● **PROBLEM STATEMENT**
Print the listing below exactly.

Records from a dataset
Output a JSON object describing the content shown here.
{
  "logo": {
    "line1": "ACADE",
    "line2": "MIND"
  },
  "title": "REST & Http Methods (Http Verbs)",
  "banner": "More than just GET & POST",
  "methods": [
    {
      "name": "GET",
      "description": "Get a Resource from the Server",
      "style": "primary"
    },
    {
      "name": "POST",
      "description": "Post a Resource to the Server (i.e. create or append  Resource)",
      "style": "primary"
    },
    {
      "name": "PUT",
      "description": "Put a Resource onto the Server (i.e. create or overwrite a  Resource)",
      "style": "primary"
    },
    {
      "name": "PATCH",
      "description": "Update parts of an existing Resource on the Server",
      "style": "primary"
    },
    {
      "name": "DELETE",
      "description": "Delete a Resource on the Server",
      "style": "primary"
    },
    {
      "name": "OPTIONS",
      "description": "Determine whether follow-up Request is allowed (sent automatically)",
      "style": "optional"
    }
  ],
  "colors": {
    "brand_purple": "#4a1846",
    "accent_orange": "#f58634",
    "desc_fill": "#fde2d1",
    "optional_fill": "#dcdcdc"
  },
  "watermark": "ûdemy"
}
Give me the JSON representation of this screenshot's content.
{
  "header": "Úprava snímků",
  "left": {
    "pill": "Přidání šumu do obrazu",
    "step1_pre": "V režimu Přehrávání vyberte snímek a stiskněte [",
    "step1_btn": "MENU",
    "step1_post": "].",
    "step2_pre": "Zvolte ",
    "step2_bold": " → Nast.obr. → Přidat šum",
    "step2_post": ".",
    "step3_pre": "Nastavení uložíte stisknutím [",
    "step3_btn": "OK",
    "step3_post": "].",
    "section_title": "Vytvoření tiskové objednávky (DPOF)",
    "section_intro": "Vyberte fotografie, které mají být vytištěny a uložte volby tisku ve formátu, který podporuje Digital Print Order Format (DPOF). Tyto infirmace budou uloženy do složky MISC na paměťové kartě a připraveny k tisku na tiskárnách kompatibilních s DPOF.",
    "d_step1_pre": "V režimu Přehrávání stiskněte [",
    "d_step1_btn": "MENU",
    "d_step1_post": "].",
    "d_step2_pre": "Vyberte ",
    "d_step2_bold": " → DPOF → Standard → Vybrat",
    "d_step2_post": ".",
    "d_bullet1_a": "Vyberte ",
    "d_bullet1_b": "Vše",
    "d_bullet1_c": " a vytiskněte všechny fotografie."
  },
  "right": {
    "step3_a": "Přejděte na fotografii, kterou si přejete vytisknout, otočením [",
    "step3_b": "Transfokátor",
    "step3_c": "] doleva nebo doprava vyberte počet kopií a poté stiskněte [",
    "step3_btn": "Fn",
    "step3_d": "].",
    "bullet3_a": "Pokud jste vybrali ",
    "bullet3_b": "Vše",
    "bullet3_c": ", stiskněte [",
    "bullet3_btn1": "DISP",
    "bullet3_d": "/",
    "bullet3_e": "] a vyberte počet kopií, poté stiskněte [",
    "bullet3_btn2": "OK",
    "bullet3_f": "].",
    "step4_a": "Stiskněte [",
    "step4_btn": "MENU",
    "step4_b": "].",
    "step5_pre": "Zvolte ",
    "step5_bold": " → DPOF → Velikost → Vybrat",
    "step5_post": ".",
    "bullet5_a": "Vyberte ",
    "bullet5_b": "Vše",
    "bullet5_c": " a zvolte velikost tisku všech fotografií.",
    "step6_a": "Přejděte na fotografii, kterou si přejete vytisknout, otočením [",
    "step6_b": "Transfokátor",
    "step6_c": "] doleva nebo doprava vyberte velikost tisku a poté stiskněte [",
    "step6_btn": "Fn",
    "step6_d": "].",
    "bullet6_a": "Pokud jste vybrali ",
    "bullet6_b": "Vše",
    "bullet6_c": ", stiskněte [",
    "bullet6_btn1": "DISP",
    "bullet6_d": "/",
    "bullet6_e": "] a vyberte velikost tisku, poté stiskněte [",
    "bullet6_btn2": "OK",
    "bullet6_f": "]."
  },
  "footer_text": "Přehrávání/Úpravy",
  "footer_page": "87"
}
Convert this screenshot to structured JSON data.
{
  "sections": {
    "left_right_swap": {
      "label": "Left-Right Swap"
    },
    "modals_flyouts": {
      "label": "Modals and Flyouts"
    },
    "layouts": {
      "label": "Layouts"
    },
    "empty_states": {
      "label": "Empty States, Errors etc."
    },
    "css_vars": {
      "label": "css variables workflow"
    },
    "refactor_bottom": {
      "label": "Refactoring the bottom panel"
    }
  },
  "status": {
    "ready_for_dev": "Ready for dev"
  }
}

● **TASK RESPONSE**
Output a JSON object describing the content shown here.
{
  "logo": {
    "line1": "ACADE",
    "line2": "MIND"
  },
  "title": "REST & Http Methods (Http Verbs)",
  "banner": "More than just GET & POST",
  "methods": [
    {
      "name": "GET",
      "description": "Get a Resource from the Server",
      "style": "primary"
    },
    {
      "name": "POST",
      "description": "Post a Resource to the Server (i.e. create or append  Resource)",
      "style": "primary"
    },
    {
      "name": "PUT",
      "description": "Put a Resource onto the Server (i.e. create or overwrite a  Resource)",
      "style": "primary"
    },
    {
      "name": "PATCH",
      "description": "Update parts of an existing Resource on the Server",
      "style": "primary"
    },
    {
      "name": "DELETE",
      "description": "Delete a Resource on the Server",
      "style": "primary"
    },
    {
      "name": "OPTIONS",
      "description": "Determine whether follow-up Request is allowed (sent automatically)",
      "style": "optional"
    }
  ],
  "colors": {
    "brand_purple": "#4a1846",
    "accent_orange": "#f58634",
    "desc_fill": "#fde2d1",
    "optional_fill": "#dcdcdc"
  },
  "watermark": "ûdemy"
}
Give me the JSON representation of this screenshot's content.
{
  "header": "Úprava snímků",
  "left": {
    "pill": "Přidání šumu do obrazu",
    "step1_pre": "V režimu Přehrávání vyberte snímek a stiskněte [",
    "step1_btn": "MENU",
    "step1_post": "].",
    "step2_pre": "Zvolte ",
    "step2_bold": " → Nast.obr. → Přidat šum",
    "step2_post": ".",
    "step3_pre": "Nastavení uložíte stisknutím [",
    "step3_btn": "OK",
    "step3_post": "].",
    "section_title": "Vytvoření tiskové objednávky (DPOF)",
    "section_intro": "Vyberte fotografie, které mají být vytištěny a uložte volby tisku ve formátu, který podporuje Digital Print Order Format (DPOF). Tyto infirmace budou uloženy do složky MISC na paměťové kartě a připraveny k tisku na tiskárnách kompatibilních s DPOF.",
    "d_step1_pre": "V režimu Přehrávání stiskněte [",
    "d_step1_btn": "MENU",
    "d_step1_post": "].",
    "d_step2_pre": "Vyberte ",
    "d_step2_bold": " → DPOF → Standard → Vybrat",
    "d_step2_post": ".",
    "d_bullet1_a": "Vyberte ",
    "d_bullet1_b": "Vše",
    "d_bullet1_c": " a vytiskněte všechny fotografie."
  },
  "right": {
    "step3_a": "Přejděte na fotografii, kterou si přejete vytisknout, otočením [",
    "step3_b": "Transfokátor",
    "step3_c": "] doleva nebo doprava vyberte počet kopií a poté stiskněte [",
    "step3_btn": "Fn",
    "step3_d": "].",
    "bullet3_a": "Pokud jste vybrali ",
    "bullet3_b": "Vše",
    "bullet3_c": ", stiskněte [",
    "bullet3_btn1": "DISP",
    "bullet3_d": "/",
    "bullet3_e": "] a vyberte počet kopií, poté stiskněte [",
    "bullet3_btn2": "OK",
    "bullet3_f": "].",
    "step4_a": "Stiskněte [",
    "step4_btn": "MENU",
    "step4_b": "].",
    "step5_pre": "Zvolte ",
    "step5_bold": " → DPOF → Velikost → Vybrat",
    "step5_post": ".",
    "bullet5_a": "Vyberte ",
    "bullet5_b": "Vše",
    "bullet5_c": " a zvolte velikost tisku všech fotografií.",
    "step6_a": "Přejděte na fotografii, kterou si přejete vytisknout, otočením [",
    "step6_b": "Transfokátor",
    "step6_c": "] doleva nebo doprava vyberte velikost tisku a poté stiskněte [",
    "step6_btn": "Fn",
    "step6_d": "].",
    "bullet6_a": "Pokud jste vybrali ",
    "bullet6_b": "Vše",
    "bullet6_c": ", stiskněte [",
    "bullet6_btn1": "DISP",
    "bullet6_d": "/",
    "bullet6_e": "] a vyberte velikost tisku, poté stiskněte [",
    "bullet6_btn2": "OK",
    "bullet6_f": "]."
  },
  "footer_text": "Přehrávání/Úpravy",
  "footer_page": "87"
}
Convert this screenshot to structured JSON data.
{
  "sections": {
    "left_right_swap": {
      "label": "Left-Right Swap"
    },
    "modals_flyouts": {
      "label": "Modals and Flyouts"
    },
    "layouts": {
      "label": "Layouts"
    },
    "empty_states": {
      "label": "Empty States, Errors etc."
    },
    "css_vars": {
      "label": "css variables workflow"
    },
    "refactor_bottom": {
      "label": "Refactoring the bottom panel"
    }
  },
  "status": {
    "ready_for_dev": "Ready for dev"
  }
}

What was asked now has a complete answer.